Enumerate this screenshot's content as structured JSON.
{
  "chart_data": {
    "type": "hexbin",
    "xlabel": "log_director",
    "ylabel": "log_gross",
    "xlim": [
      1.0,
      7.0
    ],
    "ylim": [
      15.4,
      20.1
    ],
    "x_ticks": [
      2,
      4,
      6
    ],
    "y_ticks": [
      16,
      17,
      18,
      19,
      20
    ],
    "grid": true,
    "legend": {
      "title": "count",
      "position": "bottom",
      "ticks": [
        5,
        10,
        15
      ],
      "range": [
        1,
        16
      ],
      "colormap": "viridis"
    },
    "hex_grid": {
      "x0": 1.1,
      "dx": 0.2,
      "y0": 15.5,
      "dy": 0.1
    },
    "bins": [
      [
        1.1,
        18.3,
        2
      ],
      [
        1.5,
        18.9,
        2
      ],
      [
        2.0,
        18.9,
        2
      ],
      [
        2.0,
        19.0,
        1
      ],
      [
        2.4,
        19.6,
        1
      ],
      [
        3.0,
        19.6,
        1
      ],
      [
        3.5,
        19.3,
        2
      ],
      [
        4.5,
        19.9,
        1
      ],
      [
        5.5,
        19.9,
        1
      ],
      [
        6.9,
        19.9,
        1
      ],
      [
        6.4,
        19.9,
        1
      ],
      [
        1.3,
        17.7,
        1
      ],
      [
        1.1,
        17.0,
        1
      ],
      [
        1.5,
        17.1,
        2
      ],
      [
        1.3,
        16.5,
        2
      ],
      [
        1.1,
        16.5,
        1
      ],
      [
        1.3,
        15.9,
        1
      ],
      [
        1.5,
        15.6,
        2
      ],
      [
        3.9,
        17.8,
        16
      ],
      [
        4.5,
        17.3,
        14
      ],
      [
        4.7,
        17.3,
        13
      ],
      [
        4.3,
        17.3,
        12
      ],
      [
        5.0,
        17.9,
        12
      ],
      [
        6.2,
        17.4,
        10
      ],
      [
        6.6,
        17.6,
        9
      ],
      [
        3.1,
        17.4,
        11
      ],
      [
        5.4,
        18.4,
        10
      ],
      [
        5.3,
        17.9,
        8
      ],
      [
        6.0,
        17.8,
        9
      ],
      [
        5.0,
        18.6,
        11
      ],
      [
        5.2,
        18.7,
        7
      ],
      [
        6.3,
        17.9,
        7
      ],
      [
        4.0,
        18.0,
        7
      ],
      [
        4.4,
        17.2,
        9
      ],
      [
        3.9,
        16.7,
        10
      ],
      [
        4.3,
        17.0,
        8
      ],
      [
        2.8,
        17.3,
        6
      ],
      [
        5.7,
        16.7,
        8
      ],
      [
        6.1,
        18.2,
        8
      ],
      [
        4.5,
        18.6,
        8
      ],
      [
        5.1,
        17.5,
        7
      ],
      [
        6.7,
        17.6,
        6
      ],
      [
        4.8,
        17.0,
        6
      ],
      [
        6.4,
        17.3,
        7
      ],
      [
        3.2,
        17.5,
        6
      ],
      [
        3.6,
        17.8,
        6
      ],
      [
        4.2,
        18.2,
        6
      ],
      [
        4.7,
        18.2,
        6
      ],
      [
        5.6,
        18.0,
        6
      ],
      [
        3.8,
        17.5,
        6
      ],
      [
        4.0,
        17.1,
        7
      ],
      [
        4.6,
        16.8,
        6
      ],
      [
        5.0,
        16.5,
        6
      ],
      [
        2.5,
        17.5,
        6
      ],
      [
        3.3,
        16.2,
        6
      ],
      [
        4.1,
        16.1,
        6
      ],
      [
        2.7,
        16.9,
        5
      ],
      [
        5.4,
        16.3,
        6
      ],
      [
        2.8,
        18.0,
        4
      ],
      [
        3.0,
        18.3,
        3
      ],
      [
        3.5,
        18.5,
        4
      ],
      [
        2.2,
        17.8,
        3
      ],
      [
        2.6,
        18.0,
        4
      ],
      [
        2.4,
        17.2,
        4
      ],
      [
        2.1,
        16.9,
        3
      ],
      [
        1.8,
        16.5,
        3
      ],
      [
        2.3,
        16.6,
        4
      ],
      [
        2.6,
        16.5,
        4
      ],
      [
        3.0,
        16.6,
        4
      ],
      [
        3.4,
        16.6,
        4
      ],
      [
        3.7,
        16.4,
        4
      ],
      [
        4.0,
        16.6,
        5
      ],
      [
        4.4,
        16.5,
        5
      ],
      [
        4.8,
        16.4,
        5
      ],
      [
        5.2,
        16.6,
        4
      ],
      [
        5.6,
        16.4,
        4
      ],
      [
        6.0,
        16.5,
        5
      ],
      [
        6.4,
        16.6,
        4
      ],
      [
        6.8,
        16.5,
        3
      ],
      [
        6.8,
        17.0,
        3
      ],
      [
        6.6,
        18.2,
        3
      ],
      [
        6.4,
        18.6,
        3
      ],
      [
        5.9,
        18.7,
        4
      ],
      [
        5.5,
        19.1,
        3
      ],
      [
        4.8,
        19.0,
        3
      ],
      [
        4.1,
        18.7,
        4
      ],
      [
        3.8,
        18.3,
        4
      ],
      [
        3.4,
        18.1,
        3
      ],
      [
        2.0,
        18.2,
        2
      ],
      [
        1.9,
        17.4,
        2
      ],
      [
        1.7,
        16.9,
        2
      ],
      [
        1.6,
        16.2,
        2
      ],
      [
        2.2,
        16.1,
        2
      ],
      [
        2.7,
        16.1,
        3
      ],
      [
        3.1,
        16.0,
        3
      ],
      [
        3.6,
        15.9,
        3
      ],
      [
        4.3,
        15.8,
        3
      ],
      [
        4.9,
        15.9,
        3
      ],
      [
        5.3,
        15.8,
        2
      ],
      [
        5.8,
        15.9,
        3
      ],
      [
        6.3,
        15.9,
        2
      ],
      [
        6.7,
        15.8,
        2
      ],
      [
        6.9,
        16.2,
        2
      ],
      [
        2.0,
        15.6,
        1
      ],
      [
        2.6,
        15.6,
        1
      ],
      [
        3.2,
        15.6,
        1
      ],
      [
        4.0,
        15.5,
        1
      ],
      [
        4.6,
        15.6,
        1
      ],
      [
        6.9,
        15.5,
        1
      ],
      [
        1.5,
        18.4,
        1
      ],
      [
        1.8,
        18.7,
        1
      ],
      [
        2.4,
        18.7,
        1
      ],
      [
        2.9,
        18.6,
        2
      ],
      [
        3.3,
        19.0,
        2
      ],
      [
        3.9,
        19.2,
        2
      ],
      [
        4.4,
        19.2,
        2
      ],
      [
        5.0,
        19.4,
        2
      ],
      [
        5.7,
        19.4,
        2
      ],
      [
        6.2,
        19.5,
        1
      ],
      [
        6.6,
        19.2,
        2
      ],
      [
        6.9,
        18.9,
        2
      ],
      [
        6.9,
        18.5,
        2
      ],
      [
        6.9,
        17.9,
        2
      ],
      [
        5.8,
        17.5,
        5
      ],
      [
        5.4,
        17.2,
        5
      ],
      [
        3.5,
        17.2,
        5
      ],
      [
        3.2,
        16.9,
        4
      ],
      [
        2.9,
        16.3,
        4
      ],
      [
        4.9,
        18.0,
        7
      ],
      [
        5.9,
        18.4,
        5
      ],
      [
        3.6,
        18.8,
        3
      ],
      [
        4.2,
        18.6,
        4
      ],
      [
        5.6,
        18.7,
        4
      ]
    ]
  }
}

• **Given instruction**: Transcribe all of the entries without altering anything.

• **Solution for this task**:
Enumerate this screenshot's content as structured JSON.
{
  "chart_data": {
    "type": "hexbin",
    "xlabel": "log_director",
    "ylabel": "log_gross",
    "xlim": [
      1.0,
      7.0
    ],
    "ylim": [
      15.4,
      20.1
    ],
    "x_ticks": [
      2,
      4,
      6
    ],
    "y_ticks": [
      16,
      17,
      18,
      19,
      20
    ],
    "grid": true,
    "legend": {
      "title": "count",
      "position": "bottom",
      "ticks": [
        5,
        10,
        15
      ],
      "range": [
        1,
        16
      ],
      "colormap": "viridis"
    },
    "hex_grid": {
      "x0": 1.1,
      "dx": 0.2,
      "y0": 15.5,
      "dy": 0.1
    },
    "bins": [
      [
        1.1,
        18.3,
        2
      ],
      [
        1.5,
        18.9,
        2
      ],
      [
        2.0,
        18.9,
        2
      ],
      [
        2.0,
        19.0,
        1
      ],
      [
        2.4,
        19.6,
        1
      ],
      [
        3.0,
        19.6,
        1
      ],
      [
        3.5,
        19.3,
        2
      ],
      [
        4.5,
        19.9,
        1
      ],
      [
        5.5,
        19.9,
        1
      ],
      [
        6.9,
        19.9,
        1
      ],
      [
        6.4,
        19.9,
        1
      ],
      [
        1.3,
        17.7,
        1
      ],
      [
        1.1,
        17.0,
        1
      ],
      [
        1.5,
        17.1,
        2
      ],
      [
        1.3,
        16.5,
        2
      ],
      [
        1.1,
        16.5,
        1
      ],
      [
        1.3,
        15.9,
        1
      ],
      [
        1.5,
        15.6,
        2
      ],
      [
        3.9,
        17.8,
        16
      ],
      [
        4.5,
        17.3,
        14
      ],
      [
        4.7,
        17.3,
        13
      ],
      [
        4.3,
        17.3,
        12
      ],
      [
        5.0,
        17.9,
        12
      ],
      [
        6.2,
        17.4,
        10
      ],
      [
        6.6,
        17.6,
        9
      ],
      [
        3.1,
        17.4,
        11
      ],
      [
        5.4,
        18.4,
        10
      ],
      [
        5.3,
        17.9,
        8
      ],
      [
        6.0,
        17.8,
        9
      ],
      [
        5.0,
        18.6,
        11
      ],
      [
        5.2,
        18.7,
        7
      ],
      [
        6.3,
        17.9,
        7
      ],
      [
        4.0,
        18.0,
        7
      ],
      [
        4.4,
        17.2,
        9
      ],
      [
        3.9,
        16.7,
        10
      ],
      [
        4.3,
        17.0,
        8
      ],
      [
        2.8,
        17.3,
        6
      ],
      [
        5.7,
        16.7,
        8
      ],
      [
        6.1,
        18.2,
        8
      ],
      [
        4.5,
        18.6,
        8
      ],
      [
        5.1,
        17.5,
        7
      ],
      [
        6.7,
        17.6,
        6
      ],
      [
        4.8,
        17.0,
        6
      ],
      [
        6.4,
        17.3,
        7
      ],
      [
        3.2,
        17.5,
        6
      ],
      [
        3.6,
        17.8,
        6
      ],
      [
        4.2,
        18.2,
        6
      ],
      [
        4.7,
        18.2,
        6
      ],
      [
        5.6,
        18.0,
        6
      ],
      [
        3.8,
        17.5,
        6
      ],
      [
        4.0,
        17.1,
        7
      ],
      [
        4.6,
        16.8,
        6
      ],
      [
        5.0,
        16.5,
        6
      ],
      [
        2.5,
        17.5,
        6
      ],
      [
        3.3,
        16.2,
        6
      ],
      [
        4.1,
        16.1,
        6
      ],
      [
        2.7,
        16.9,
        5
      ],
      [
        5.4,
        16.3,
        6
      ],
      [
        2.8,
        18.0,
        4
      ],
      [
        3.0,
        18.3,
        3
      ],
      [
        3.5,
        18.5,
        4
      ],
      [
        2.2,
        17.8,
        3
      ],
      [
        2.6,
        18.0,
        4
      ],
      [
        2.4,
        17.2,
        4
      ],
      [
        2.1,
        16.9,
        3
      ],
      [
        1.8,
        16.5,
        3
      ],
      [
        2.3,
        16.6,
        4
      ],
      [
        2.6,
        16.5,
        4
      ],
      [
        3.0,
        16.6,
        4
      ],
      [
        3.4,
        16.6,
        4
      ],
      [
        3.7,
        16.4,
        4
      ],
      [
        4.0,
        16.6,
        5
      ],
      [
        4.4,
        16.5,
        5
      ],
      [
        4.8,
        16.4,
        5
      ],
      [
        5.2,
        16.6,
        4
      ],
      [
        5.6,
        16.4,
        4
      ],
      [
        6.0,
        16.5,
        5
      ],
      [
        6.4,
        16.6,
        4
      ],
      [
        6.8,
        16.5,
        3
      ],
      [
        6.8,
        17.0,
        3
      ],
      [
        6.6,
        18.2,
        3
      ],
      [
        6.4,
        18.6,
        3
      ],
      [
        5.9,
        18.7,
        4
      ],
      [
        5.5,
        19.1,
        3
      ],
      [
        4.8,
        19.0,
        3
      ],
      [
        4.1,
        18.7,
        4
      ],
      [
        3.8,
        18.3,
        4
      ],
      [
        3.4,
        18.1,
        3
      ],
      [
        2.0,
        18.2,
        2
      ],
      [
        1.9,
        17.4,
        2
      ],
      [
        1.7,
        16.9,
        2
      ],
      [
        1.6,
        16.2,
        2
      ],
      [
        2.2,
        16.1,
        2
      ],
      [
        2.7,
        16.1,
        3
      ],
      [
        3.1,
        16.0,
        3
      ],
      [
        3.6,
        15.9,
        3
      ],
      [
        4.3,
        15.8,
        3
      ],
      [
        4.9,
        15.9,
        3
      ],
      [
        5.3,
        15.8,
        2
      ],
      [
        5.8,
        15.9,
        3
      ],
      [
        6.3,
        15.9,
        2
      ],
      [
        6.7,
        15.8,
        2
      ],
      [
        6.9,
        16.2,
        2
      ],
      [
        2.0,
        15.6,
        1
      ],
      [
        2.6,
        15.6,
        1
      ],
      [
        3.2,
        15.6,
        1
      ],
      [
        4.0,
        15.5,
        1
      ],
      [
        4.6,
        15.6,
        1
      ],
      [
        6.9,
        15.5,
        1
      ],
      [
        1.5,
        18.4,
        1
      ],
      [
        1.8,
        18.7,
        1
      ],
      [
        2.4,
        18.7,
        1
      ],
      [
        2.9,
        18.6,
        2
      ],
      [
        3.3,
        19.0,
        2
      ],
      [
        3.9,
        19.2,
        2
      ],
      [
        4.4,
        19.2,
        2
      ],
      [
        5.0,
        19.4,
        2
      ],
      [
        5.7,
        19.4,
        2
      ],
      [
        6.2,
        19.5,
        1
      ],
      [
        6.6,
        19.2,
        2
      ],
      [
        6.9,
        18.9,
        2
      ],
      [
        6.9,
        18.5,
        2
      ],
      [
        6.9,
        17.9,
        2
      ],
      [
        5.8,
        17.5,
        5
      ],
      [
        5.4,
        17.2,
        5
      ],
      [
        3.5,
        17.2,
        5
      ],
      [
        3.2,
        16.9,
        4
      ],
      [
        2.9,
        16.3,
        4
      ],
      [
        4.9,
        18.0,
        7
      ],
      [
        5.9,
        18.4,
        5
      ],
      [
        3.6,
        18.8,
        3
      ],
      [
        4.2,
        18.6,
        4
      ],
      [
        5.6,
        18.7,
        4
      ]
    ]
  }
}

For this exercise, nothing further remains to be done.